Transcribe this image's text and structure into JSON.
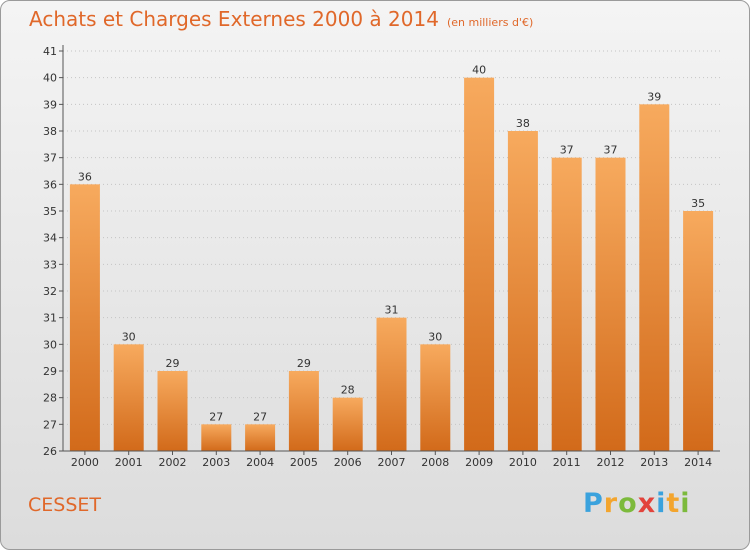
{
  "header": {
    "title": "Achats et Charges Externes 2000 à 2014",
    "unit": "(en milliers d'€)"
  },
  "footer": {
    "place": "CESSET",
    "logo": [
      "P",
      "r",
      "o",
      "x",
      "i",
      "t",
      "i"
    ]
  },
  "colors": {
    "accent": "#e0682a",
    "bar_top": "#f7aa5e",
    "bar_bottom": "#d26a1a"
  },
  "chart_data": {
    "type": "bar",
    "title": "Achats et Charges Externes 2000 à 2014",
    "subtitle": "(en milliers d'€)",
    "categories": [
      "2000",
      "2001",
      "2002",
      "2003",
      "2004",
      "2005",
      "2006",
      "2007",
      "2008",
      "2009",
      "2010",
      "2011",
      "2012",
      "2013",
      "2014"
    ],
    "values": [
      36,
      30,
      29,
      27,
      27,
      29,
      28,
      31,
      30,
      40,
      38,
      37,
      37,
      39,
      35
    ],
    "ylim": [
      26,
      41
    ],
    "yticks": [
      26,
      27,
      28,
      29,
      30,
      31,
      32,
      33,
      34,
      35,
      36,
      37,
      38,
      39,
      40,
      41
    ],
    "grid": true,
    "data_labels": true
  }
}
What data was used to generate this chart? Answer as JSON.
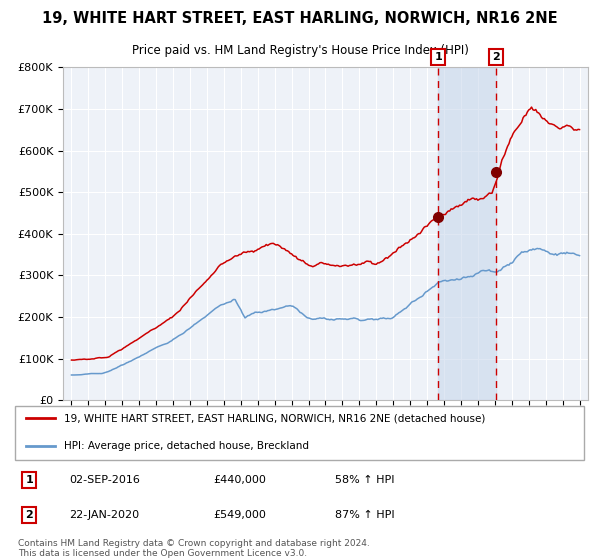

- Work to complete
Leave the pictures out, and print every line of the listing exactly as written.

- Right answer
Transcribe this image's text and structure into JSON.
{
  "header": {
    "title": "Achats et Charges Externes 2000 à 2014",
    "unit": "(en milliers d'€)"
  },
  "footer": {
    "place": "CESSET",
    "logo": [
      "P",
      "r",
      "o",
      "x",
      "i",
      "t",
      "i"
    ]
  },
  "colors": {
    "accent": "#e0682a",
    "bar_top": "#f7aa5e",
    "bar_bottom": "#d26a1a"
  },
  "chart_data": {
    "type": "bar",
    "title": "Achats et Charges Externes 2000 à 2014",
    "subtitle": "(en milliers d'€)",
    "categories": [
      "2000",
      "2001",
      "2002",
      "2003",
      "2004",
      "2005",
      "2006",
      "2007",
      "2008",
      "2009",
      "2010",
      "2011",
      "2012",
      "2013",
      "2014"
    ],
    "values": [
      36,
      30,
      29,
      27,
      27,
      29,
      28,
      31,
      30,
      40,
      38,
      37,
      37,
      39,
      35
    ],
    "ylim": [
      26,
      41
    ],
    "yticks": [
      26,
      27,
      28,
      29,
      30,
      31,
      32,
      33,
      34,
      35,
      36,
      37,
      38,
      39,
      40,
      41
    ],
    "grid": true,
    "data_labels": true
  }
}
What data was used to generate this chart? Answer as JSON.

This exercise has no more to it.